What is expected> Lines holding the string "color" are the ones to copy; find them all in the data.

Extracted entries>
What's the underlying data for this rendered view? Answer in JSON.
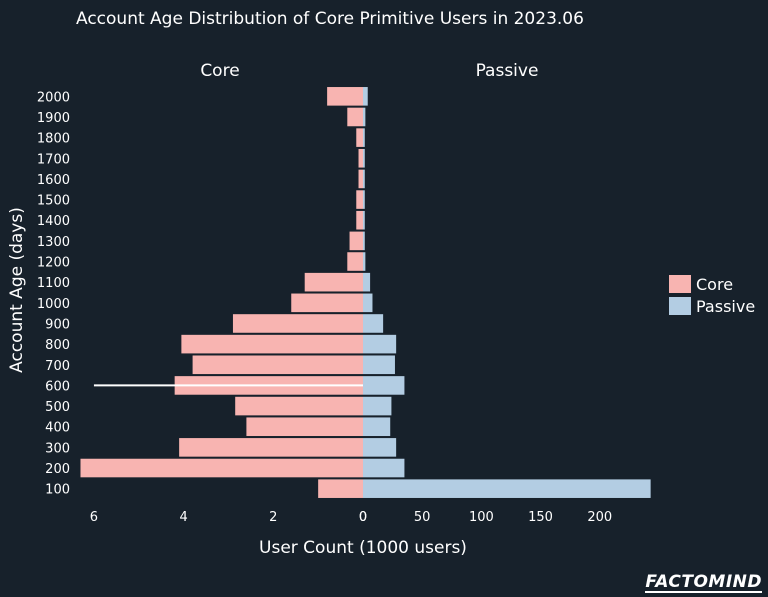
{
  "chart_data": {
    "type": "bar",
    "orientation": "horizontal-butterfly",
    "title": "Account Age Distribution of Core Primitive Users in 2023.06",
    "xlabel": "User Count (1000 users)",
    "ylabel": "Account Age (days)",
    "categories": [
      "100",
      "200",
      "300",
      "400",
      "500",
      "600",
      "700",
      "800",
      "900",
      "1000",
      "1100",
      "1200",
      "1300",
      "1400",
      "1500",
      "1600",
      "1700",
      "1800",
      "1900",
      "2000"
    ],
    "panels": [
      {
        "title": "Core",
        "xlim": [
          0,
          6.4
        ],
        "ticks": [
          6,
          4,
          2,
          0
        ]
      },
      {
        "title": "Passive",
        "xlim": [
          0,
          245
        ],
        "ticks": [
          0,
          50,
          100,
          150,
          200
        ]
      }
    ],
    "series": [
      {
        "name": "Core",
        "color": "#f8b4b1",
        "values": [
          1.0,
          6.3,
          4.1,
          2.6,
          2.85,
          4.2,
          3.8,
          4.05,
          2.9,
          1.6,
          1.3,
          0.35,
          0.3,
          0.15,
          0.15,
          0.1,
          0.1,
          0.15,
          0.35,
          0.8
        ]
      },
      {
        "name": "Passive",
        "color": "#b3cde3",
        "values": [
          243,
          35,
          28,
          23,
          24,
          35,
          27,
          28,
          17,
          8,
          6,
          2,
          1.5,
          1.5,
          1.5,
          1.5,
          1.5,
          1.5,
          2,
          4
        ]
      }
    ],
    "annotations": [
      {
        "type": "line",
        "y": "600",
        "x_from": 6.0,
        "x_to": 0,
        "color": "#ffffff"
      }
    ],
    "legend": {
      "position": "right",
      "entries": [
        "Core",
        "Passive"
      ]
    },
    "grid": false
  },
  "brand": {
    "logo": "FACTOMIND"
  }
}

Exercise output>
        "color": "#f8b4b1",
        "color": "#b3cde3",
        "color": "#ffffff"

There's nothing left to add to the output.